_Your instructions_:
Keep the pictures out of the copy and repeat the records exactly.

_Record set_:
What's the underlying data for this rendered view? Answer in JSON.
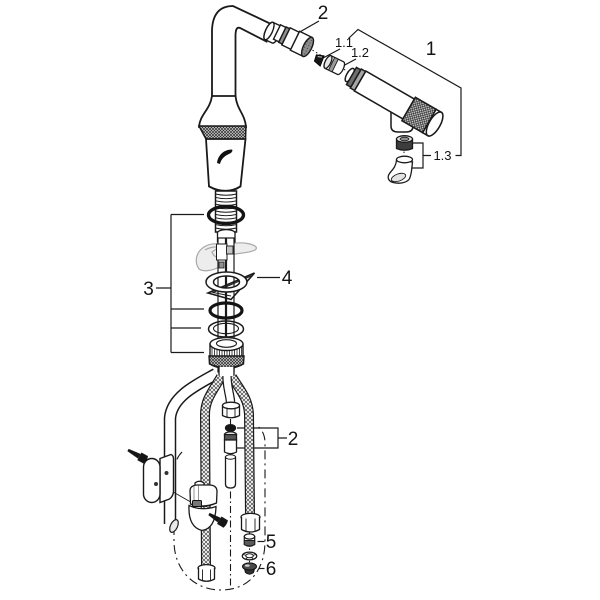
{
  "diagram": {
    "kind": "faucet-exploded-parts-diagram",
    "background": "#ffffff"
  },
  "colors": {
    "line": "#1a1a1a",
    "ghost_stroke": "#a8a8a8",
    "ghost_fill": "#ededed",
    "dark_fill": "#3d3d3d",
    "mid_gray": "#8f8f8f"
  },
  "callouts": {
    "pullout_spray_tip": {
      "label": "2"
    },
    "flow_restrictor": {
      "label": "1.1"
    },
    "coupling_adapter": {
      "label": "1.2"
    },
    "spray_head_group": {
      "label": "1"
    },
    "check_valve_group": {
      "label": "1.3"
    },
    "fastening_set": {
      "label": "3"
    },
    "support_triangle": {
      "label": "4"
    },
    "hose_coupling": {
      "label": "2"
    },
    "spacer_bushing": {
      "label": "5"
    },
    "cap_nut": {
      "label": "6"
    }
  }
}
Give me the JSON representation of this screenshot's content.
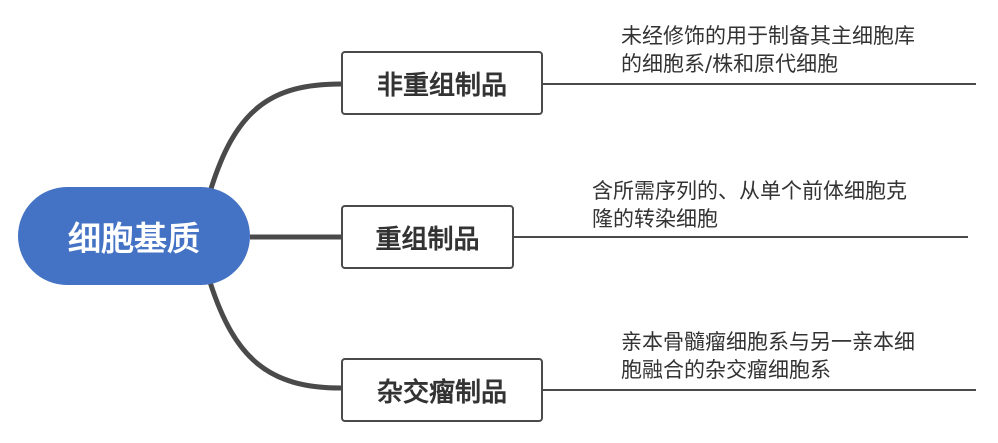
{
  "root": {
    "label": "细胞基质"
  },
  "branches": [
    {
      "label": "非重组制品",
      "desc": [
        "未经修饰的用于制备其主细胞库",
        "的细胞系/株和原代细胞"
      ]
    },
    {
      "label": "重组制品",
      "desc": [
        "含所需序列的、从单个前体细胞克",
        "隆的转染细胞"
      ]
    },
    {
      "label": "杂交瘤制品",
      "desc": [
        "亲本骨髓瘤细胞系与另一亲本细",
        "胞融合的杂交瘤细胞系"
      ]
    }
  ],
  "colors": {
    "root_fill": "#4472c4",
    "line": "#4a4a4a",
    "text": "#333333"
  }
}
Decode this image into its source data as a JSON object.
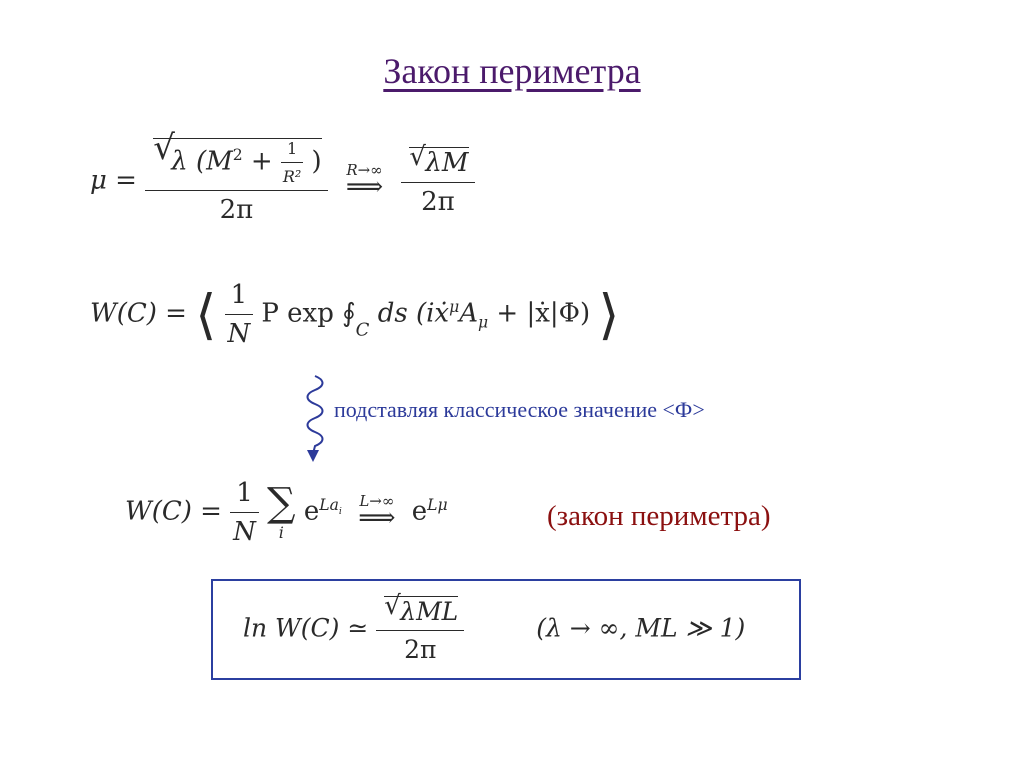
{
  "title": "Закон периметра",
  "note": {
    "text": "подставляя классическое значение <Ф>",
    "color": "#2c3a9a"
  },
  "law_label": "(закон периметра)",
  "colors": {
    "title": "#4b1a6b",
    "law_label": "#8b1010",
    "box_border": "#2b3fa0",
    "arrow": "#2c3a9a"
  },
  "eq1": {
    "lhs": "μ =",
    "sqrt_inner_a": "λ (M",
    "sqrt_inner_b": " + ",
    "sqrt_frac_num": "1",
    "sqrt_frac_den": "R²",
    "sqrt_close": ")",
    "den": "2π",
    "limit_label": "R→∞",
    "rhs_num": "λM",
    "rhs_den": "2π"
  },
  "eq2": {
    "lhs": "W(C) =",
    "frac_num": "1",
    "frac_den": "N",
    "body": "P exp ∮",
    "contour_sub": "C",
    "integrand": "ds (iẋ",
    "mu_sup": "μ",
    "a_term": "A",
    "mu_sub": "μ",
    "rest": " + |ẋ|Φ)"
  },
  "eq3": {
    "lhs": "W(C) =",
    "frac_num": "1",
    "frac_den": "N",
    "sum": "∑",
    "sum_sub": "i",
    "exp_base": "e",
    "exp_sup": "La",
    "exp_sup_sub": "i",
    "limit_label": "L→∞",
    "rhs_base": "e",
    "rhs_sup": "Lμ"
  },
  "eq4": {
    "lhs": "ln W(C) ≃",
    "num": "λML",
    "den": "2π",
    "condition": "(λ → ∞,  ML ≫ 1)"
  }
}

_Correct answer_:
What's the underlying data for this rendered view? Answer in JSON.
{
  "diagram": {
    "kind": "faucet-exploded-parts-diagram",
    "background": "#ffffff"
  },
  "colors": {
    "line": "#1a1a1a",
    "ghost_stroke": "#a8a8a8",
    "ghost_fill": "#ededed",
    "dark_fill": "#3d3d3d",
    "mid_gray": "#8f8f8f"
  },
  "callouts": {
    "pullout_spray_tip": {
      "label": "2"
    },
    "flow_restrictor": {
      "label": "1.1"
    },
    "coupling_adapter": {
      "label": "1.2"
    },
    "spray_head_group": {
      "label": "1"
    },
    "check_valve_group": {
      "label": "1.3"
    },
    "fastening_set": {
      "label": "3"
    },
    "support_triangle": {
      "label": "4"
    },
    "hose_coupling": {
      "label": "2"
    },
    "spacer_bushing": {
      "label": "5"
    },
    "cap_nut": {
      "label": "6"
    }
  }
}
Give me the JSON representation of this screenshot's content.
{
  "root": {
    "label": "细胞基质"
  },
  "branches": [
    {
      "label": "非重组制品",
      "desc": [
        "未经修饰的用于制备其主细胞库",
        "的细胞系/株和原代细胞"
      ]
    },
    {
      "label": "重组制品",
      "desc": [
        "含所需序列的、从单个前体细胞克",
        "隆的转染细胞"
      ]
    },
    {
      "label": "杂交瘤制品",
      "desc": [
        "亲本骨髓瘤细胞系与另一亲本细",
        "胞融合的杂交瘤细胞系"
      ]
    }
  ],
  "colors": {
    "root_fill": "#4472c4",
    "line": "#4a4a4a",
    "text": "#333333"
  }
}
Decode this image into its source data as a JSON object.
{
  "title": "Закон периметра",
  "note": {
    "text": "подставляя классическое значение <Ф>",
    "color": "#2c3a9a"
  },
  "law_label": "(закон периметра)",
  "colors": {
    "title": "#4b1a6b",
    "law_label": "#8b1010",
    "box_border": "#2b3fa0",
    "arrow": "#2c3a9a"
  },
  "eq1": {
    "lhs": "μ =",
    "sqrt_inner_a": "λ (M",
    "sqrt_inner_b": " + ",
    "sqrt_frac_num": "1",
    "sqrt_frac_den": "R²",
    "sqrt_close": ")",
    "den": "2π",
    "limit_label": "R→∞",
    "rhs_num": "λM",
    "rhs_den": "2π"
  },
  "eq2": {
    "lhs": "W(C) =",
    "frac_num": "1",
    "frac_den": "N",
    "body": "P exp ∮",
    "contour_sub": "C",
    "integrand": "ds (iẋ",
    "mu_sup": "μ",
    "a_term": "A",
    "mu_sub": "μ",
    "rest": " + |ẋ|Φ)"
  },
  "eq3": {
    "lhs": "W(C) =",
    "frac_num": "1",
    "frac_den": "N",
    "sum": "∑",
    "sum_sub": "i",
    "exp_base": "e",
    "exp_sup": "La",
    "exp_sup_sub": "i",
    "limit_label": "L→∞",
    "rhs_base": "e",
    "rhs_sup": "Lμ"
  },
  "eq4": {
    "lhs": "ln W(C) ≃",
    "num": "λML",
    "den": "2π",
    "condition": "(λ → ∞,  ML ≫ 1)"
  }
}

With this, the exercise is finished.